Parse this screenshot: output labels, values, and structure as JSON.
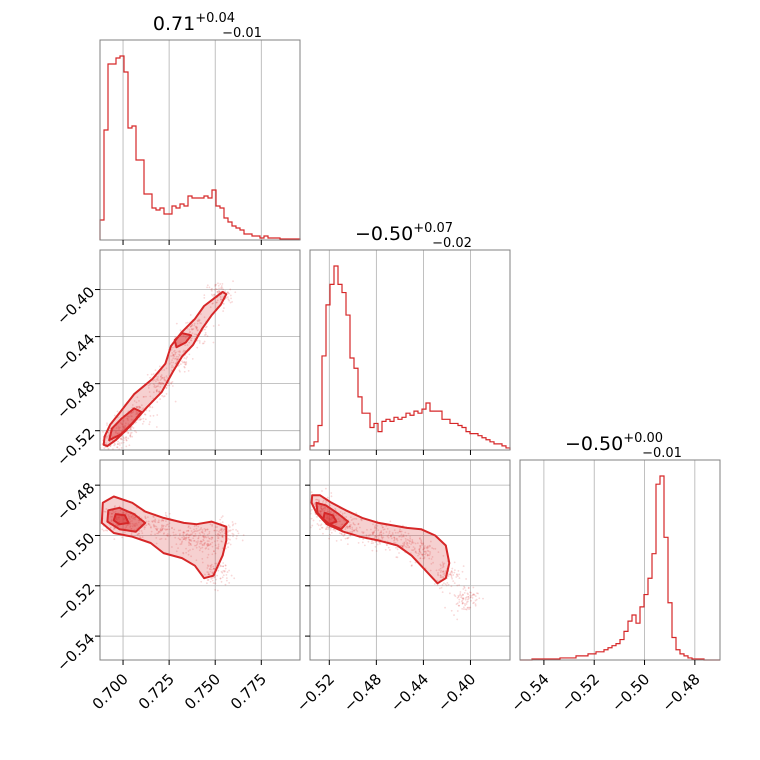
{
  "chart_data": {
    "type": "corner",
    "series_color": "#d62728",
    "grid": true,
    "params": [
      {
        "title": {
          "value": "0.71",
          "plus": "+0.04",
          "minus": "−0.01"
        },
        "range": [
          0.6875,
          0.796
        ],
        "ticks": [
          0.7,
          0.725,
          0.75,
          0.775
        ],
        "tick_labels": [
          "0.700",
          "0.725",
          "0.750",
          "0.775"
        ],
        "hist": [
          0.1,
          0.55,
          0.88,
          0.88,
          0.91,
          0.92,
          0.84,
          0.56,
          0.57,
          0.4,
          0.4,
          0.23,
          0.23,
          0.16,
          0.15,
          0.16,
          0.13,
          0.13,
          0.17,
          0.16,
          0.18,
          0.17,
          0.22,
          0.21,
          0.21,
          0.21,
          0.22,
          0.21,
          0.25,
          0.17,
          0.16,
          0.11,
          0.09,
          0.07,
          0.06,
          0.05,
          0.03,
          0.03,
          0.02,
          0.02,
          0.01,
          0.02,
          0.01,
          0.01,
          0.01,
          0.005,
          0.005,
          0.005,
          0.005,
          0.005
        ]
      },
      {
        "title": {
          "value": "−0.50",
          "plus": "+0.07",
          "minus": "−0.02"
        },
        "range": [
          -0.5364,
          -0.3664
        ],
        "ticks": [
          -0.52,
          -0.48,
          -0.44,
          -0.4
        ],
        "tick_labels": [
          "−0.52",
          "−0.48",
          "−0.44",
          "−0.40"
        ],
        "hist": [
          0.02,
          0.04,
          0.12,
          0.46,
          0.71,
          0.81,
          0.9,
          0.81,
          0.77,
          0.66,
          0.45,
          0.4,
          0.26,
          0.18,
          0.18,
          0.11,
          0.13,
          0.09,
          0.14,
          0.15,
          0.14,
          0.16,
          0.15,
          0.16,
          0.18,
          0.17,
          0.19,
          0.18,
          0.2,
          0.23,
          0.19,
          0.19,
          0.19,
          0.15,
          0.15,
          0.13,
          0.13,
          0.12,
          0.11,
          0.09,
          0.08,
          0.08,
          0.07,
          0.06,
          0.05,
          0.04,
          0.03,
          0.03,
          0.02,
          0.01
        ]
      },
      {
        "title": {
          "value": "−0.50",
          "plus": "+0.00",
          "minus": "−0.01"
        },
        "range": [
          -0.5495,
          -0.47
        ],
        "ticks": [
          -0.54,
          -0.52,
          -0.5,
          -0.48
        ],
        "tick_labels": [
          "−0.54",
          "−0.52",
          "−0.50",
          "−0.48"
        ],
        "hist": [
          0.0,
          0.0,
          0.0,
          0.005,
          0.005,
          0.005,
          0.005,
          0.005,
          0.005,
          0.005,
          0.01,
          0.01,
          0.01,
          0.01,
          0.02,
          0.02,
          0.02,
          0.03,
          0.03,
          0.04,
          0.04,
          0.05,
          0.06,
          0.07,
          0.08,
          0.1,
          0.14,
          0.19,
          0.22,
          0.18,
          0.26,
          0.32,
          0.4,
          0.52,
          0.86,
          0.9,
          0.6,
          0.28,
          0.11,
          0.05,
          0.03,
          0.02,
          0.01,
          0.005,
          0.005,
          0.005,
          0.0,
          0.0,
          0.0,
          0.0
        ]
      }
    ],
    "pairs": [
      {
        "x_param": 0,
        "y_param": 1,
        "centroids": [
          [
            0.6937,
            -0.53
          ],
          [
            0.7,
            -0.52
          ],
          [
            0.708,
            -0.505
          ],
          [
            0.72,
            -0.48
          ],
          [
            0.73,
            -0.46
          ],
          [
            0.74,
            -0.435
          ],
          [
            0.752,
            -0.405
          ]
        ],
        "contours": [
          {
            "level": "outer",
            "points": [
              [
                0.6915,
                -0.533
              ],
              [
                0.696,
                -0.528
              ],
              [
                0.704,
                -0.516
              ],
              [
                0.713,
                -0.5
              ],
              [
                0.721,
                -0.487
              ],
              [
                0.727,
                -0.47
              ],
              [
                0.732,
                -0.457
              ],
              [
                0.738,
                -0.447
              ],
              [
                0.743,
                -0.433
              ],
              [
                0.748,
                -0.422
              ],
              [
                0.753,
                -0.413
              ],
              [
                0.756,
                -0.404
              ],
              [
                0.754,
                -0.402
              ],
              [
                0.749,
                -0.408
              ],
              [
                0.744,
                -0.414
              ],
              [
                0.739,
                -0.425
              ],
              [
                0.732,
                -0.436
              ],
              [
                0.726,
                -0.448
              ],
              [
                0.723,
                -0.463
              ],
              [
                0.716,
                -0.476
              ],
              [
                0.706,
                -0.489
              ],
              [
                0.698,
                -0.505
              ],
              [
                0.693,
                -0.515
              ],
              [
                0.69,
                -0.525
              ],
              [
                0.6895,
                -0.532
              ]
            ]
          },
          {
            "level": "inner",
            "points": [
              [
                0.6925,
                -0.528
              ],
              [
                0.699,
                -0.523
              ],
              [
                0.706,
                -0.512
              ],
              [
                0.71,
                -0.504
              ],
              [
                0.706,
                -0.501
              ],
              [
                0.699,
                -0.51
              ],
              [
                0.694,
                -0.518
              ]
            ]
          },
          {
            "level": "inner",
            "points": [
              [
                0.729,
                -0.449
              ],
              [
                0.734,
                -0.445
              ],
              [
                0.737,
                -0.439
              ],
              [
                0.732,
                -0.437
              ],
              [
                0.728,
                -0.443
              ]
            ]
          }
        ]
      },
      {
        "x_param": 0,
        "y_param": 2,
        "centroids": [
          [
            0.696,
            -0.4935
          ],
          [
            0.705,
            -0.4955
          ],
          [
            0.72,
            -0.497
          ],
          [
            0.735,
            -0.501
          ],
          [
            0.745,
            -0.502
          ],
          [
            0.755,
            -0.499
          ],
          [
            0.75,
            -0.515
          ]
        ],
        "contours": [
          {
            "level": "outer",
            "points": [
              [
                0.689,
                -0.487
              ],
              [
                0.695,
                -0.4845
              ],
              [
                0.705,
                -0.487
              ],
              [
                0.712,
                -0.4905
              ],
              [
                0.722,
                -0.493
              ],
              [
                0.733,
                -0.495
              ],
              [
                0.74,
                -0.4955
              ],
              [
                0.748,
                -0.4945
              ],
              [
                0.756,
                -0.4965
              ],
              [
                0.756,
                -0.502
              ],
              [
                0.754,
                -0.508
              ],
              [
                0.749,
                -0.516
              ],
              [
                0.744,
                -0.517
              ],
              [
                0.739,
                -0.512
              ],
              [
                0.732,
                -0.509
              ],
              [
                0.722,
                -0.507
              ],
              [
                0.715,
                -0.503
              ],
              [
                0.705,
                -0.5005
              ],
              [
                0.695,
                -0.499
              ],
              [
                0.6885,
                -0.495
              ]
            ]
          },
          {
            "level": "inner",
            "points": [
              [
                0.692,
                -0.49
              ],
              [
                0.698,
                -0.489
              ],
              [
                0.706,
                -0.4915
              ],
              [
                0.712,
                -0.495
              ],
              [
                0.707,
                -0.4985
              ],
              [
                0.698,
                -0.4975
              ],
              [
                0.6915,
                -0.4945
              ]
            ]
          },
          {
            "level": "inner",
            "points": [
              [
                0.696,
                -0.4915
              ],
              [
                0.701,
                -0.492
              ],
              [
                0.703,
                -0.495
              ],
              [
                0.698,
                -0.4955
              ],
              [
                0.695,
                -0.494
              ]
            ]
          }
        ]
      },
      {
        "x_param": 1,
        "y_param": 2,
        "centroids": [
          [
            -0.528,
            -0.4895
          ],
          [
            -0.52,
            -0.4935
          ],
          [
            -0.505,
            -0.497
          ],
          [
            -0.48,
            -0.5
          ],
          [
            -0.46,
            -0.502
          ],
          [
            -0.44,
            -0.506
          ],
          [
            -0.42,
            -0.515
          ],
          [
            -0.405,
            -0.525
          ]
        ],
        "contours": [
          {
            "level": "outer",
            "points": [
              [
                -0.5345,
                -0.484
              ],
              [
                -0.528,
                -0.484
              ],
              [
                -0.518,
                -0.487
              ],
              [
                -0.506,
                -0.49
              ],
              [
                -0.492,
                -0.493
              ],
              [
                -0.478,
                -0.495
              ],
              [
                -0.466,
                -0.496
              ],
              [
                -0.454,
                -0.497
              ],
              [
                -0.442,
                -0.4975
              ],
              [
                -0.43,
                -0.5
              ],
              [
                -0.421,
                -0.504
              ],
              [
                -0.418,
                -0.511
              ],
              [
                -0.421,
                -0.517
              ],
              [
                -0.428,
                -0.519
              ],
              [
                -0.438,
                -0.514
              ],
              [
                -0.45,
                -0.508
              ],
              [
                -0.462,
                -0.504
              ],
              [
                -0.478,
                -0.502
              ],
              [
                -0.494,
                -0.5005
              ],
              [
                -0.508,
                -0.4985
              ],
              [
                -0.522,
                -0.4955
              ],
              [
                -0.531,
                -0.491
              ],
              [
                -0.535,
                -0.487
              ]
            ]
          },
          {
            "level": "inner",
            "points": [
              [
                -0.531,
                -0.487
              ],
              [
                -0.523,
                -0.488
              ],
              [
                -0.512,
                -0.4915
              ],
              [
                -0.504,
                -0.4945
              ],
              [
                -0.51,
                -0.4975
              ],
              [
                -0.522,
                -0.495
              ],
              [
                -0.53,
                -0.491
              ]
            ]
          },
          {
            "level": "inner",
            "points": [
              [
                -0.524,
                -0.491
              ],
              [
                -0.517,
                -0.492
              ],
              [
                -0.514,
                -0.4945
              ],
              [
                -0.52,
                -0.4955
              ],
              [
                -0.525,
                -0.4935
              ]
            ]
          }
        ]
      }
    ]
  }
}
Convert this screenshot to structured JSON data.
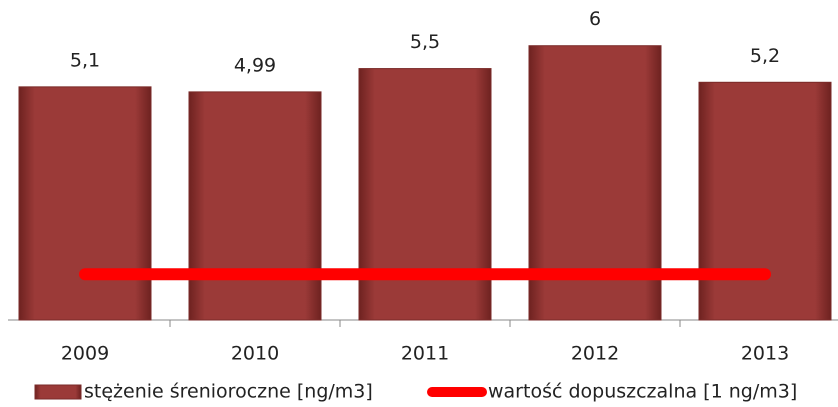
{
  "chart_data": {
    "type": "bar",
    "categories": [
      "2009",
      "2010",
      "2011",
      "2012",
      "2013"
    ],
    "series": [
      {
        "name": "stężenie śrenioroczne [ng/m3]",
        "type": "bar",
        "color": "#9b3a38",
        "values": [
          5.1,
          4.99,
          5.5,
          6,
          5.2
        ],
        "value_labels": [
          "5,1",
          "4,99",
          "5,5",
          "6",
          "5,2"
        ]
      },
      {
        "name": "wartość dopuszczalna [1 ng/m3]",
        "type": "line",
        "color": "#ff0000",
        "values": [
          1,
          1,
          1,
          1,
          1
        ]
      }
    ],
    "ylim": [
      0,
      7
    ],
    "legend": "bottom"
  }
}
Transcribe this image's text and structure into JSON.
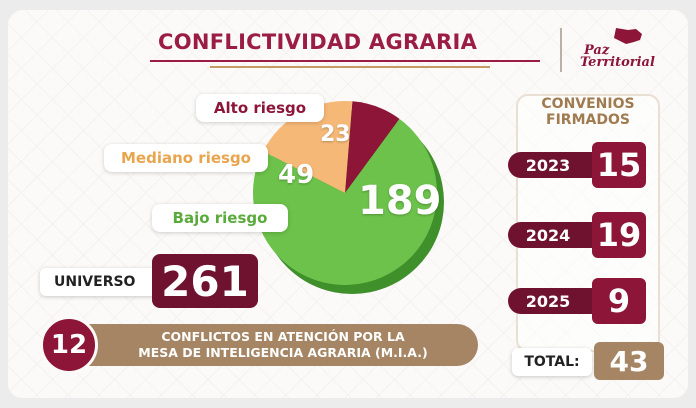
{
  "header": {
    "title": "CONFLICTIVIDAD AGRARIA",
    "logo_line1": "Paz",
    "logo_line2": "Territorial"
  },
  "chart_data": {
    "type": "pie",
    "categories": [
      "Alto riesgo",
      "Mediano riesgo",
      "Bajo riesgo"
    ],
    "values": [
      23,
      49,
      189
    ],
    "colors": [
      "#8c1538",
      "#f6b877",
      "#6cc24a"
    ]
  },
  "universo": {
    "label": "UNIVERSO",
    "value": "261"
  },
  "mia": {
    "count": "12",
    "line1": "CONFLICTOS EN ATENCIÓN POR LA",
    "line2": "MESA DE INTELIGENCIA AGRARIA (M.I.A.)"
  },
  "convenios": {
    "title_line1": "CONVENIOS",
    "title_line2": "FIRMADOS",
    "years": [
      {
        "year": "2023",
        "value": "15"
      },
      {
        "year": "2024",
        "value": "19"
      },
      {
        "year": "2025",
        "value": "9"
      }
    ],
    "total_label": "TOTAL:",
    "total_value": "43"
  },
  "colors": {
    "primary": "#8c1538",
    "dark": "#6f1230",
    "gold": "#a58563",
    "green": "#6cc24a",
    "orange": "#f6b877"
  }
}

▸ Exercise: Locate the word "JSON" in the entries, and copy every line where it is found.

▸ Solution to the exercise:
Parse this screenshot: output labels, values, and structure as JSON.
Convert this screenshot to structured JSON data.
Transcribe this image's text and structure into JSON.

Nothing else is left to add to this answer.